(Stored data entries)

########

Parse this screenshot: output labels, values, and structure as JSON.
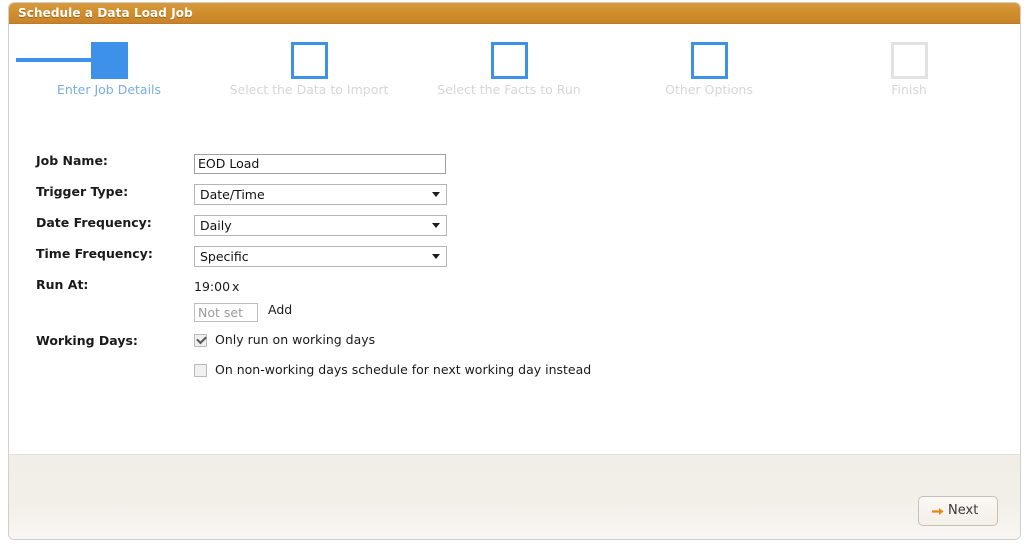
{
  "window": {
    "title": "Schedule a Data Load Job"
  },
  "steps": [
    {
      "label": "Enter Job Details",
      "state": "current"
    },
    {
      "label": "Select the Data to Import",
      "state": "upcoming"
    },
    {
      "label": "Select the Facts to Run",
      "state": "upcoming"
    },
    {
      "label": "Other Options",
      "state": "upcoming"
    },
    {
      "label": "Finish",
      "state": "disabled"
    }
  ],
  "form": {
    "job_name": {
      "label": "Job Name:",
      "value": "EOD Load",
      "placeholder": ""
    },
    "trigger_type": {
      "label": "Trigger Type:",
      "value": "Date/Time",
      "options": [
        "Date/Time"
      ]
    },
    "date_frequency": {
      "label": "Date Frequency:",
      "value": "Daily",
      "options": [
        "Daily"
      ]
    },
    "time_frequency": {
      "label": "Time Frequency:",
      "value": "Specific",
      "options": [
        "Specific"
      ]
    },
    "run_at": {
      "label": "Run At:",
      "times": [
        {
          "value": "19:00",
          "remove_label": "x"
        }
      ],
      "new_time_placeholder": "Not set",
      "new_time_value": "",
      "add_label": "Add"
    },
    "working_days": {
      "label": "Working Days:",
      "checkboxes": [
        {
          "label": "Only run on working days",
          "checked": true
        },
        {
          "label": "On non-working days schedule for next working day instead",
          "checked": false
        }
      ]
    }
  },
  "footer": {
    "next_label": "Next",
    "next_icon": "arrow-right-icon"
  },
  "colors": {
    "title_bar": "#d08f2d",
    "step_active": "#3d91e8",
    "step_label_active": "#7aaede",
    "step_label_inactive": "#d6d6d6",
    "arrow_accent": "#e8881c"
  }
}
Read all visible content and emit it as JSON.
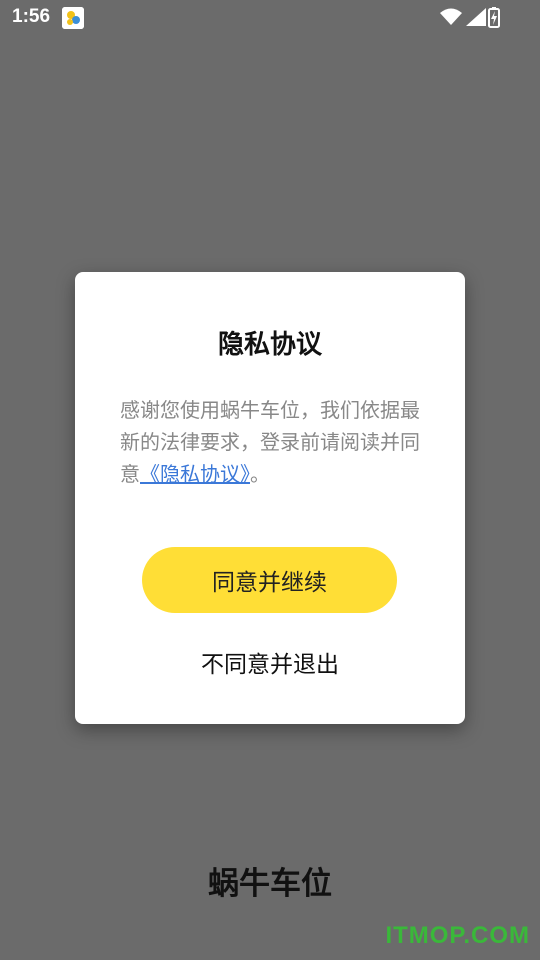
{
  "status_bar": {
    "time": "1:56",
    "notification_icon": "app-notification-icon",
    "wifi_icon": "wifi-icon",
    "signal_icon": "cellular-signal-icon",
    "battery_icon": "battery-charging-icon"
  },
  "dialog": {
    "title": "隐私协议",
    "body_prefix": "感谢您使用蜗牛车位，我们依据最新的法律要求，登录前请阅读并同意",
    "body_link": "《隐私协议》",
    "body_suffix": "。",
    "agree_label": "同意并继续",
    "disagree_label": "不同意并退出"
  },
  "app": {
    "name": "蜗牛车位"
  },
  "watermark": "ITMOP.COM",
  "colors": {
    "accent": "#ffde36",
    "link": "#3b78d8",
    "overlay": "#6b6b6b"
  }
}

########

Problem:
Without including the pictures, return each record above exactly as it stands.

The reply:
Parse this screenshot: output labels, values, and structure as JSON.
{
  "window": {
    "title": "Schedule a Data Load Job"
  },
  "steps": [
    {
      "label": "Enter Job Details",
      "state": "current"
    },
    {
      "label": "Select the Data to Import",
      "state": "upcoming"
    },
    {
      "label": "Select the Facts to Run",
      "state": "upcoming"
    },
    {
      "label": "Other Options",
      "state": "upcoming"
    },
    {
      "label": "Finish",
      "state": "disabled"
    }
  ],
  "form": {
    "job_name": {
      "label": "Job Name:",
      "value": "EOD Load",
      "placeholder": ""
    },
    "trigger_type": {
      "label": "Trigger Type:",
      "value": "Date/Time",
      "options": [
        "Date/Time"
      ]
    },
    "date_frequency": {
      "label": "Date Frequency:",
      "value": "Daily",
      "options": [
        "Daily"
      ]
    },
    "time_frequency": {
      "label": "Time Frequency:",
      "value": "Specific",
      "options": [
        "Specific"
      ]
    },
    "run_at": {
      "label": "Run At:",
      "times": [
        {
          "value": "19:00",
          "remove_label": "x"
        }
      ],
      "new_time_placeholder": "Not set",
      "new_time_value": "",
      "add_label": "Add"
    },
    "working_days": {
      "label": "Working Days:",
      "checkboxes": [
        {
          "label": "Only run on working days",
          "checked": true
        },
        {
          "label": "On non-working days schedule for next working day instead",
          "checked": false
        }
      ]
    }
  },
  "footer": {
    "next_label": "Next",
    "next_icon": "arrow-right-icon"
  },
  "colors": {
    "title_bar": "#d08f2d",
    "step_active": "#3d91e8",
    "step_label_active": "#7aaede",
    "step_label_inactive": "#d6d6d6",
    "arrow_accent": "#e8881c"
  }
}
Read all visible content and emit it as JSON.
{
  "status_bar": {
    "time": "1:56",
    "notification_icon": "app-notification-icon",
    "wifi_icon": "wifi-icon",
    "signal_icon": "cellular-signal-icon",
    "battery_icon": "battery-charging-icon"
  },
  "dialog": {
    "title": "隐私协议",
    "body_prefix": "感谢您使用蜗牛车位，我们依据最新的法律要求，登录前请阅读并同意",
    "body_link": "《隐私协议》",
    "body_suffix": "。",
    "agree_label": "同意并继续",
    "disagree_label": "不同意并退出"
  },
  "app": {
    "name": "蜗牛车位"
  },
  "watermark": "ITMOP.COM",
  "colors": {
    "accent": "#ffde36",
    "link": "#3b78d8",
    "overlay": "#6b6b6b"
  }
}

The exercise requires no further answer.